**REQUIREMENTS**:
List each line holding the string "coletivas".

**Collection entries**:
····················
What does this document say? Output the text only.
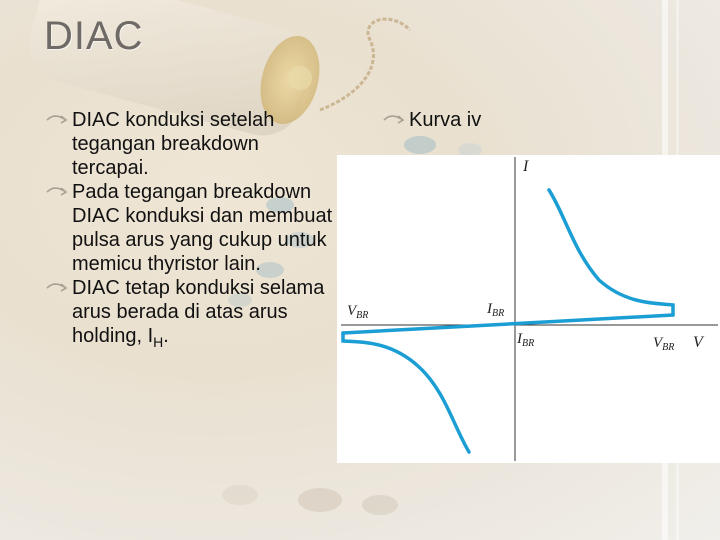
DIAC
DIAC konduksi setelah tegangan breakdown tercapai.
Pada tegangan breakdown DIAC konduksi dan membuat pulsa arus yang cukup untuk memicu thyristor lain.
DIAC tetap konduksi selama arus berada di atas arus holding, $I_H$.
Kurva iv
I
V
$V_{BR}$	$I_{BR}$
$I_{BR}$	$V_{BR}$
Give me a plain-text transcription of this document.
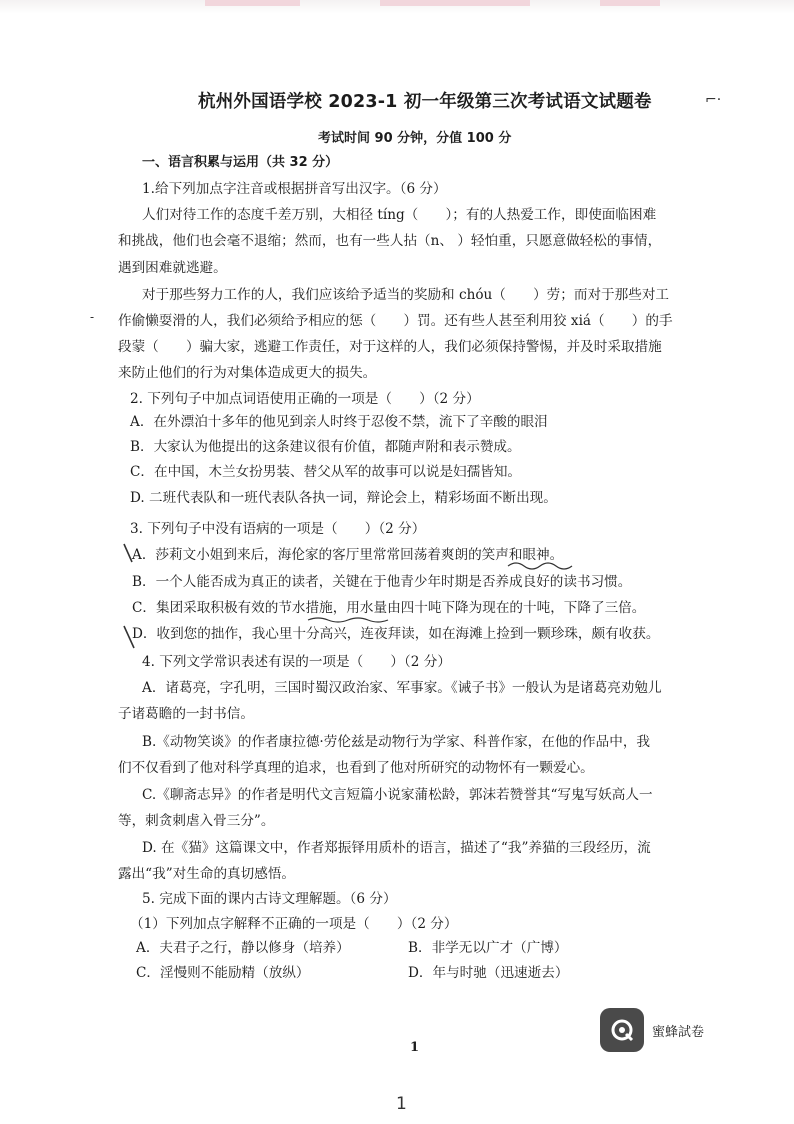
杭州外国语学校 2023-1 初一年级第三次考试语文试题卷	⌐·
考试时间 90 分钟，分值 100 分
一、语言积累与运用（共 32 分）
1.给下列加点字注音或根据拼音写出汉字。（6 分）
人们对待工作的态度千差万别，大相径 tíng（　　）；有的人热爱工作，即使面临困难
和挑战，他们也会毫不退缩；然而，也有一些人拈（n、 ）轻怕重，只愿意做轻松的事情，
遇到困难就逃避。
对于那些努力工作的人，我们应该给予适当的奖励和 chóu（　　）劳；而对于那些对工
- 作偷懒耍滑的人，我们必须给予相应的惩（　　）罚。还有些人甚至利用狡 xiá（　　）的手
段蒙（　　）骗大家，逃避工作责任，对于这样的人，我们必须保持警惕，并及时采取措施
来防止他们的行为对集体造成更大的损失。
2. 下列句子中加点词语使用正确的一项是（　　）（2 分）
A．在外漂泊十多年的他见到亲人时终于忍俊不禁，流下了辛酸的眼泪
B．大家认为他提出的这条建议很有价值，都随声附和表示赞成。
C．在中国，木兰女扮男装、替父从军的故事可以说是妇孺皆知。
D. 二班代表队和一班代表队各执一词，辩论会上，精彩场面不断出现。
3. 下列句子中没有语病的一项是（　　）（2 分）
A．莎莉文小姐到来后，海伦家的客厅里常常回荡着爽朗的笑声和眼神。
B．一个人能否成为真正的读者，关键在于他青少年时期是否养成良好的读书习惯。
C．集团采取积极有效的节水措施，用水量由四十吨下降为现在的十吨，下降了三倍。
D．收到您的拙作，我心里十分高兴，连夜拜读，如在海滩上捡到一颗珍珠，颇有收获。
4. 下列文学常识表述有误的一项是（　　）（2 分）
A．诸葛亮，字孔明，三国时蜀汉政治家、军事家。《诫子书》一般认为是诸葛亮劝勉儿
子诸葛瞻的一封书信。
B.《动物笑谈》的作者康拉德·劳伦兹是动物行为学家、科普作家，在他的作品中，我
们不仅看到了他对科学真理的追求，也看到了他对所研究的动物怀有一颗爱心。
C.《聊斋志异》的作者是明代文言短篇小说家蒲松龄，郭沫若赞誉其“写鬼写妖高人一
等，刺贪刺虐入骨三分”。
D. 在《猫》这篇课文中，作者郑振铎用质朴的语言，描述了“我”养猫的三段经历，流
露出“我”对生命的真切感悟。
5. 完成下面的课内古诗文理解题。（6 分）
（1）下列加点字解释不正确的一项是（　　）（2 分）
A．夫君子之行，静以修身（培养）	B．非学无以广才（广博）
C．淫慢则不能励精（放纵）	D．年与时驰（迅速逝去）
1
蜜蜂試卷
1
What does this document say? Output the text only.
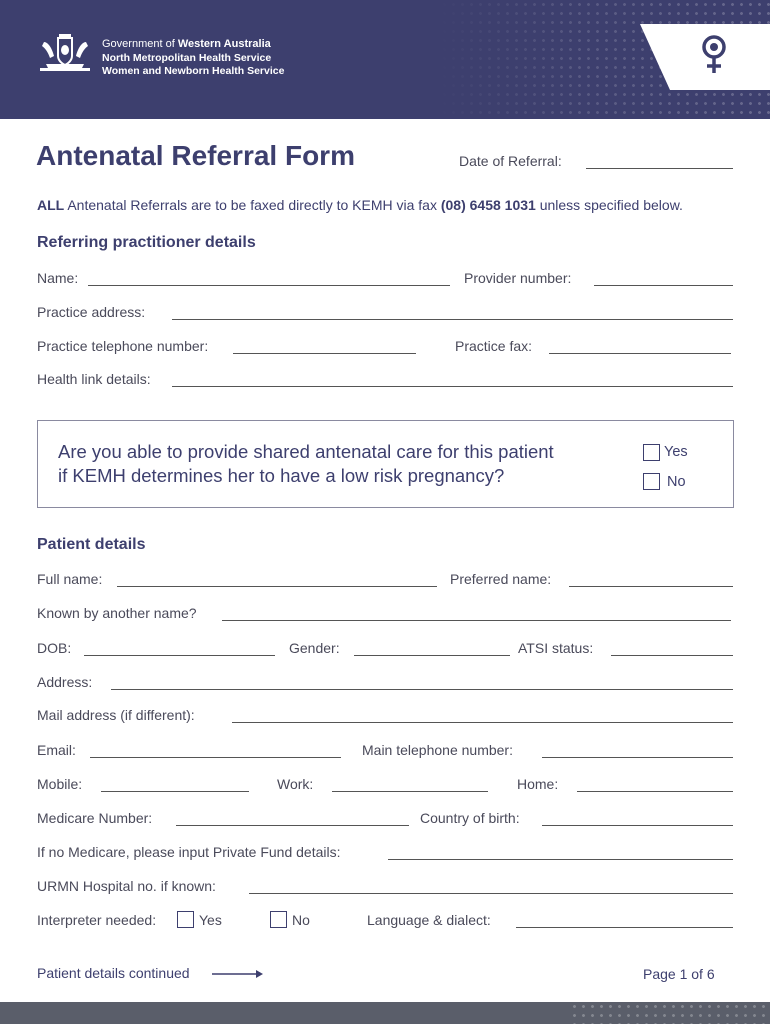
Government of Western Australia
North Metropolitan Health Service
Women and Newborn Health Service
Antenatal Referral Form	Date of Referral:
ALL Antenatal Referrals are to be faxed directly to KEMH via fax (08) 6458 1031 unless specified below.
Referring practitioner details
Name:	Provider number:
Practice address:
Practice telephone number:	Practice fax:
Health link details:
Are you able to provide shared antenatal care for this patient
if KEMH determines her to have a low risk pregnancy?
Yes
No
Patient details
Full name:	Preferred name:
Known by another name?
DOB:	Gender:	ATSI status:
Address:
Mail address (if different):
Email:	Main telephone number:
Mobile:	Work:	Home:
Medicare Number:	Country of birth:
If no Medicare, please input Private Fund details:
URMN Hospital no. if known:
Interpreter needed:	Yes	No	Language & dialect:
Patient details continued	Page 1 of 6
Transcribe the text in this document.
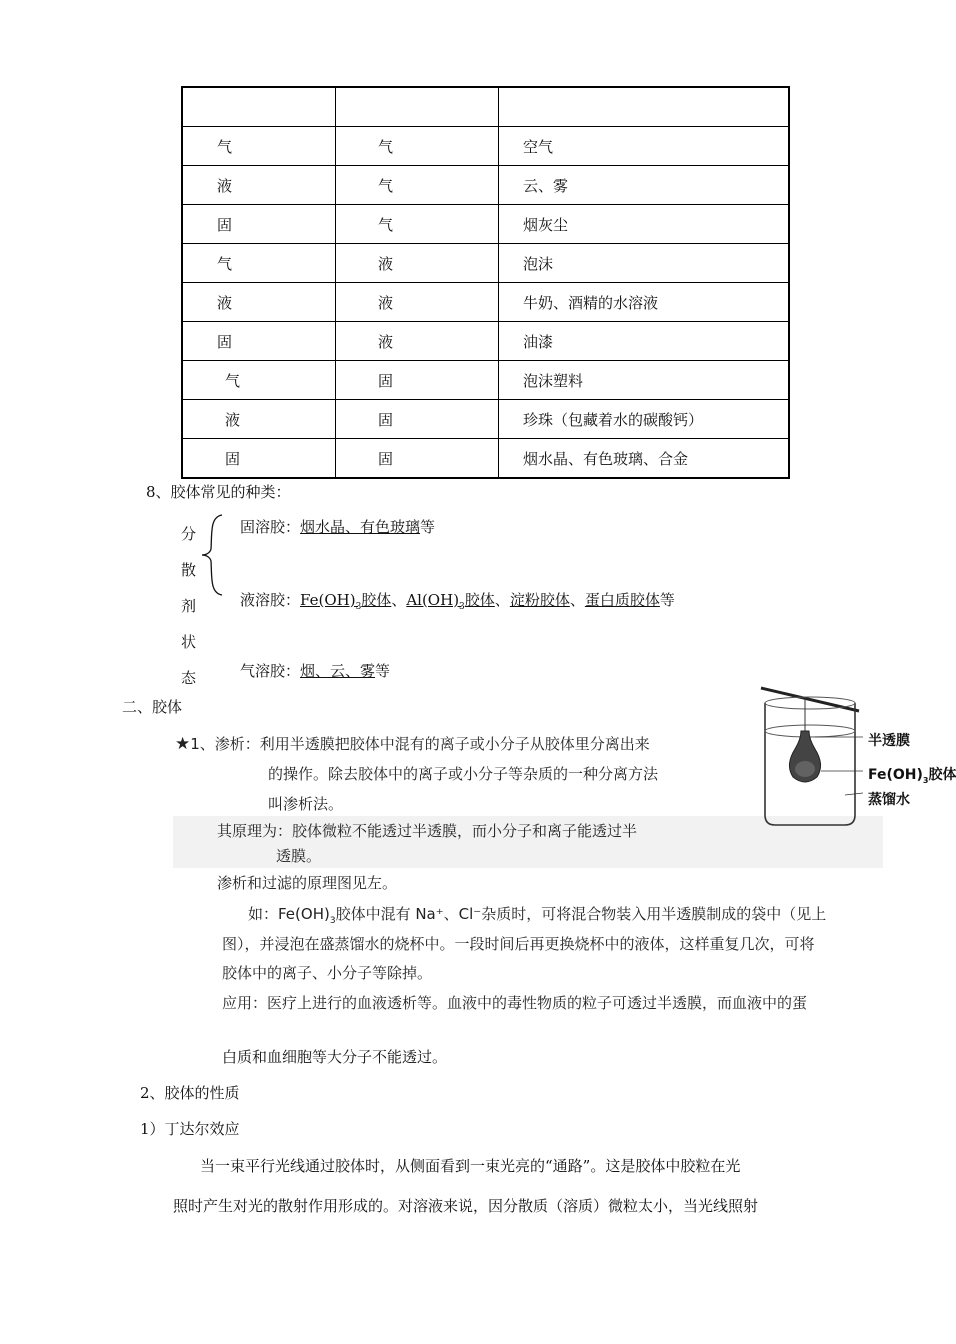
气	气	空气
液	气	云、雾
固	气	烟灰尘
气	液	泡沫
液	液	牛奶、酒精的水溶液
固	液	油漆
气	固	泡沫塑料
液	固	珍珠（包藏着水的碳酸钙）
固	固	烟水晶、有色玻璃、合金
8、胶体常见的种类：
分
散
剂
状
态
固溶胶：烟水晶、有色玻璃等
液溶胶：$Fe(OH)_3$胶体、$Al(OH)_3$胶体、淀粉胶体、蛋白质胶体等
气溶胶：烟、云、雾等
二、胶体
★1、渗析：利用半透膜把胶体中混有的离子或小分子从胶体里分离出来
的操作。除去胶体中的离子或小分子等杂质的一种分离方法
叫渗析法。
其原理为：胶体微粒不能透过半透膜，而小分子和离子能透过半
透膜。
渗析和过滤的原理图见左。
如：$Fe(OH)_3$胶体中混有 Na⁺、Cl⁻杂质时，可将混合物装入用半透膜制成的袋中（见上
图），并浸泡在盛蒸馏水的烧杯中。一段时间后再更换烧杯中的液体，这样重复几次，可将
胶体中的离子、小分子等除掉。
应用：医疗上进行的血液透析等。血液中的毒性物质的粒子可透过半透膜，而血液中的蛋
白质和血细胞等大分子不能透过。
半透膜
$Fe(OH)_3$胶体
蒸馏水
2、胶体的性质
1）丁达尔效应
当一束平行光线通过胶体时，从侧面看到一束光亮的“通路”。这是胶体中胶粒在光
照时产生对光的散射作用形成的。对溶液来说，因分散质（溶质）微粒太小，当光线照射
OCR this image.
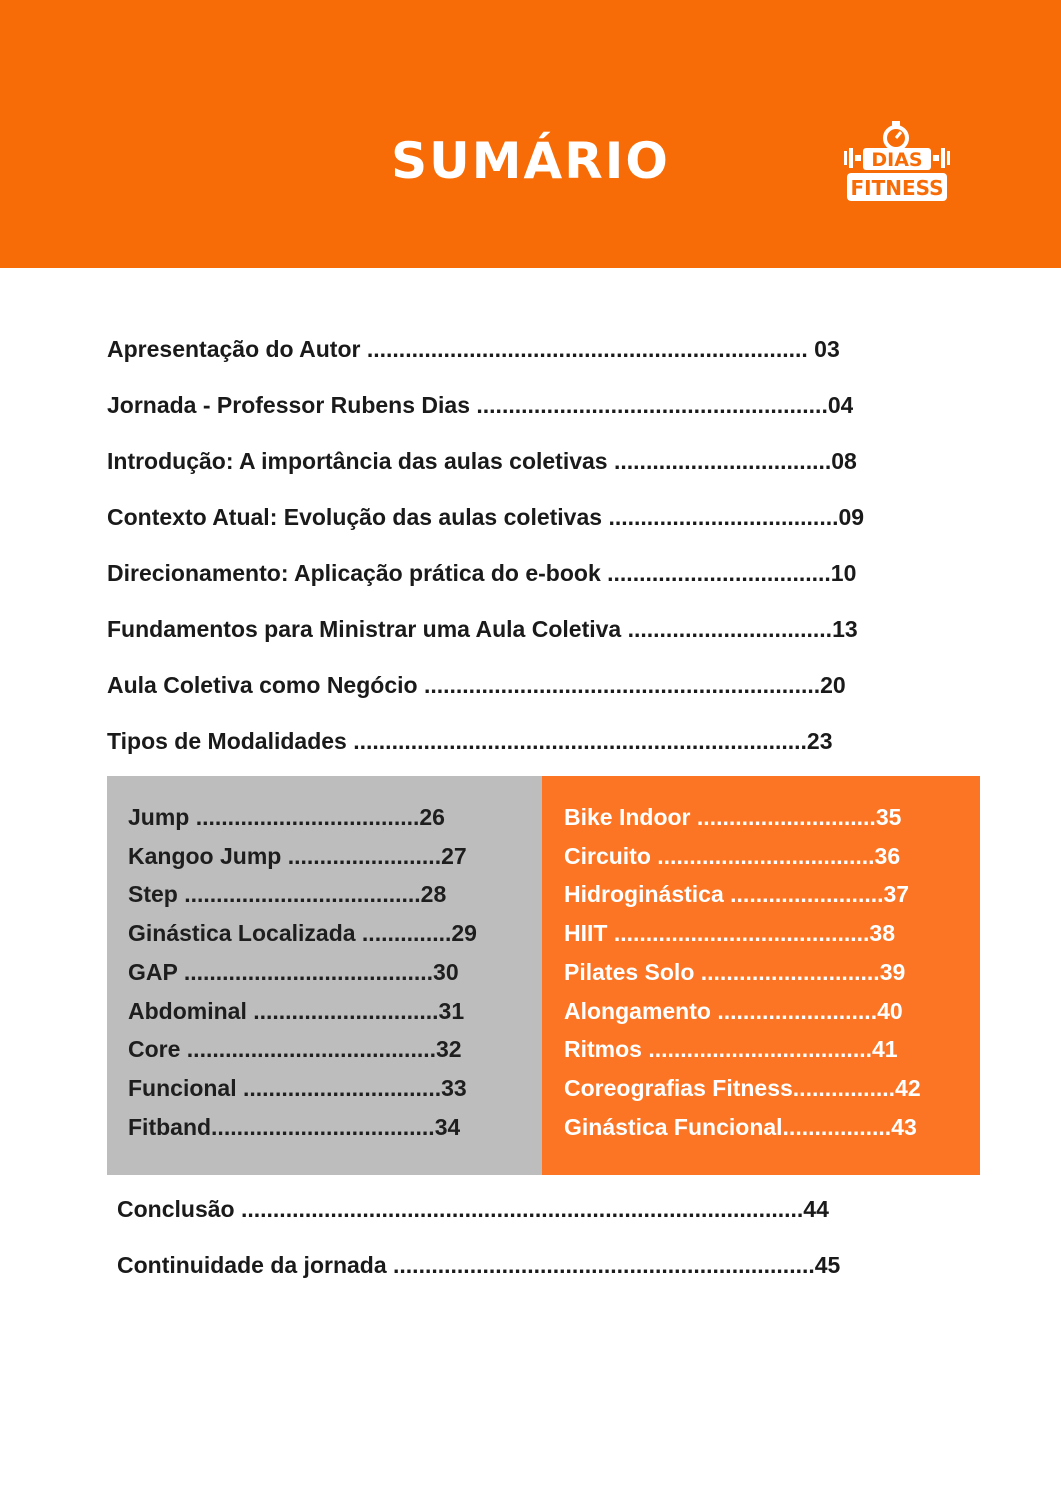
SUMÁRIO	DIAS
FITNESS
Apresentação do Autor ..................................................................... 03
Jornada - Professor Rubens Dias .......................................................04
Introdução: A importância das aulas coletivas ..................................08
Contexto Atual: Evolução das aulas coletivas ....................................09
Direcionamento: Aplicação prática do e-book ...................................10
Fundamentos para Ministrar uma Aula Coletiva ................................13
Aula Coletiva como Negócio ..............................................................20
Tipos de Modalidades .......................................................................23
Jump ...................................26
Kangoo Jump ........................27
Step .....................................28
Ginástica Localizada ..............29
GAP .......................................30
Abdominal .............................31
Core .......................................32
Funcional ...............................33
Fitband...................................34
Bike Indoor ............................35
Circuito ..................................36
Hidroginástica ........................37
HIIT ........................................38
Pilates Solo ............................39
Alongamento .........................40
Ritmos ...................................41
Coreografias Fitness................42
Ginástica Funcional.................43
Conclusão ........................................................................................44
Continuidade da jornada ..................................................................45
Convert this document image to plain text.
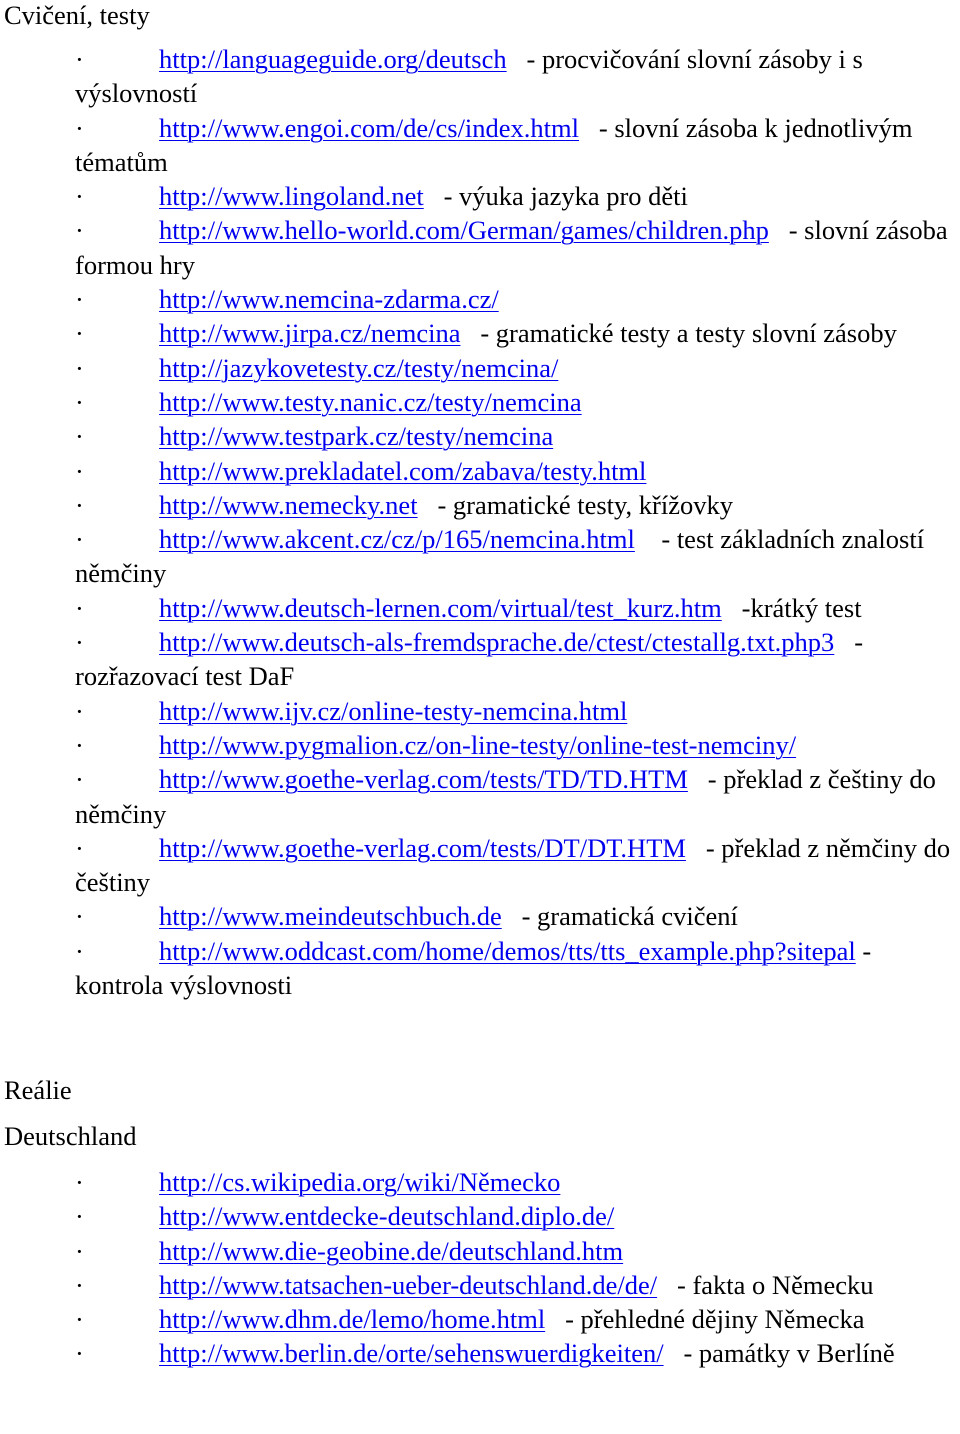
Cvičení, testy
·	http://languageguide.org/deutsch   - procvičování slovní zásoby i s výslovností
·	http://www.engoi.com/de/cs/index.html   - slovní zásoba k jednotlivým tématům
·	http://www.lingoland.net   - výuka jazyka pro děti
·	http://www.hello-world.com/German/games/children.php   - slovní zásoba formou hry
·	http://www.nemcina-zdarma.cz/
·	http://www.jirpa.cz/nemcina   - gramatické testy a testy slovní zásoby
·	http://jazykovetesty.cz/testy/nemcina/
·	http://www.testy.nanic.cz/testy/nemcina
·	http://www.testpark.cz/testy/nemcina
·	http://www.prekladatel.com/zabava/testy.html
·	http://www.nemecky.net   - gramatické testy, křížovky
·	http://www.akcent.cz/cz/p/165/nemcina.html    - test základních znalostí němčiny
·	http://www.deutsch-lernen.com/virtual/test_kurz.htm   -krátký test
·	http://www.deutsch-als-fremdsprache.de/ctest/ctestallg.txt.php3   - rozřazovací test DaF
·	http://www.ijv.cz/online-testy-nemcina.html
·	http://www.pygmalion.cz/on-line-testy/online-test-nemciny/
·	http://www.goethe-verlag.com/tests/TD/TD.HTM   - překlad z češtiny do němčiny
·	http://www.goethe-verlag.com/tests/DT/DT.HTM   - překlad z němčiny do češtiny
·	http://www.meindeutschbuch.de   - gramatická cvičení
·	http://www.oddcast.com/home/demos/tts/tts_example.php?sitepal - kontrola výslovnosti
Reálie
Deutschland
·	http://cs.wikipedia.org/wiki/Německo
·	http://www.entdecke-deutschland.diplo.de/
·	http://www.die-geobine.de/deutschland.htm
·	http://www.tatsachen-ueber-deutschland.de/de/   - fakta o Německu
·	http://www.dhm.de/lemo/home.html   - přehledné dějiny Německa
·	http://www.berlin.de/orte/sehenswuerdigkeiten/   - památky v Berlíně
····················
**OUTPUT**:
Introdução: A importância das aulas coletivas ..................................08
Contexto Atual: Evolução das aulas coletivas ....................................09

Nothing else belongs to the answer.